Problem requirements: What follows is a block of records; restate each one word for word.

Exercise material:
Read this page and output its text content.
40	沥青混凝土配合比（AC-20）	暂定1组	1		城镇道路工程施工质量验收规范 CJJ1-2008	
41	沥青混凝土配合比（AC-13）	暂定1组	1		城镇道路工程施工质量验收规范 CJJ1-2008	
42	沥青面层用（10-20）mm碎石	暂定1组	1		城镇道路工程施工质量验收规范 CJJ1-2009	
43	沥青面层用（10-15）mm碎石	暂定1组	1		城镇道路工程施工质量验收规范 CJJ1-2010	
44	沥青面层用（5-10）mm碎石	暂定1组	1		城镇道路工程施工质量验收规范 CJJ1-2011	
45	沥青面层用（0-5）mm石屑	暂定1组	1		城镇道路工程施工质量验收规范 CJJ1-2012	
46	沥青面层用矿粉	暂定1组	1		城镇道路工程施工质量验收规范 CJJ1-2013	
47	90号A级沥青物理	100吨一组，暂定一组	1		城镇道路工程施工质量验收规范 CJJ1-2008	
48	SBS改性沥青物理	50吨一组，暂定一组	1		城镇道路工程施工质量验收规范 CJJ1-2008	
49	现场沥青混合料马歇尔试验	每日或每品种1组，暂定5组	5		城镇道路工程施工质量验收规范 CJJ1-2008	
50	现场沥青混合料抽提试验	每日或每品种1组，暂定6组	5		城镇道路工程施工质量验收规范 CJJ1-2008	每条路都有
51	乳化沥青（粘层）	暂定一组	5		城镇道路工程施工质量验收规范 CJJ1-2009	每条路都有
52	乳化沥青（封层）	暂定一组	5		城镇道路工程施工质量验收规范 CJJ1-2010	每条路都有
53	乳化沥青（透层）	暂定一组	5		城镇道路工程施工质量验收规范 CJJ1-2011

Worked answer:
Read this page and output its text content.
40	沥青混凝土配合比（AC-20）	暂定1组	1		城镇道路工程施工质量验收规范 CJJ1-2008	
41	沥青混凝土配合比（AC-13）	暂定1组	1		城镇道路工程施工质量验收规范 CJJ1-2008	
42	沥青面层用（10-20）mm碎石	暂定1组	1		城镇道路工程施工质量验收规范 CJJ1-2009	
43	沥青面层用（10-15）mm碎石	暂定1组	1		城镇道路工程施工质量验收规范 CJJ1-2010	
44	沥青面层用（5-10）mm碎石	暂定1组	1		城镇道路工程施工质量验收规范 CJJ1-2011	
45	沥青面层用（0-5）mm石屑	暂定1组	1		城镇道路工程施工质量验收规范 CJJ1-2012	
46	沥青面层用矿粉	暂定1组	1		城镇道路工程施工质量验收规范 CJJ1-2013	
47	90号A级沥青物理	100吨一组，暂定一组	1		城镇道路工程施工质量验收规范 CJJ1-2008	
48	SBS改性沥青物理	50吨一组，暂定一组	1		城镇道路工程施工质量验收规范 CJJ1-2008	
49	现场沥青混合料马歇尔试验	每日或每品种1组，暂定5组	5		城镇道路工程施工质量验收规范 CJJ1-2008	
50	现场沥青混合料抽提试验	每日或每品种1组，暂定6组	5		城镇道路工程施工质量验收规范 CJJ1-2008	每条路都有
51	乳化沥青（粘层）	暂定一组	5		城镇道路工程施工质量验收规范 CJJ1-2009	每条路都有
52	乳化沥青（封层）	暂定一组	5		城镇道路工程施工质量验收规范 CJJ1-2010	每条路都有
53	乳化沥青（透层）	暂定一组	5		城镇道路工程施工质量验收规范 CJJ1-2011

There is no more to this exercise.